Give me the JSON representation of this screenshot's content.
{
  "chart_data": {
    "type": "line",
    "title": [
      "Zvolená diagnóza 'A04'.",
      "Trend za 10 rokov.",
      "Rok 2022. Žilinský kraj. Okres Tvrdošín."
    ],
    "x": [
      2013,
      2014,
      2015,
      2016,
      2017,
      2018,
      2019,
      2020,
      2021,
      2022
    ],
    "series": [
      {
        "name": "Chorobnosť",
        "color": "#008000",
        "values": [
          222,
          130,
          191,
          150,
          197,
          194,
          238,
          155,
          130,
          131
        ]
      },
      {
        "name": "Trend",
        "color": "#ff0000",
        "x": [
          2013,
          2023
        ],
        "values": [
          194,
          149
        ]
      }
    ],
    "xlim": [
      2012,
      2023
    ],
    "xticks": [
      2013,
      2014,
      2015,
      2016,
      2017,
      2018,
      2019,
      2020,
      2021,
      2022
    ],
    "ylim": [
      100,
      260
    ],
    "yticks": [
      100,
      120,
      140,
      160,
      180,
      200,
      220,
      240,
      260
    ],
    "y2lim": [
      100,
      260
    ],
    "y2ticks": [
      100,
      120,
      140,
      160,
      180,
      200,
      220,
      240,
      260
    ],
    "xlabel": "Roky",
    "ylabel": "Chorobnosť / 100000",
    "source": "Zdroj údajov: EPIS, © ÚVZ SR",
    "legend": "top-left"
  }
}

[Task goal]: Every line that holds the word "Chorobnosť" should be extracted.

[Exercise result]:
        "name": "Chorobnosť",
    "ylabel": "Chorobnosť / 100000",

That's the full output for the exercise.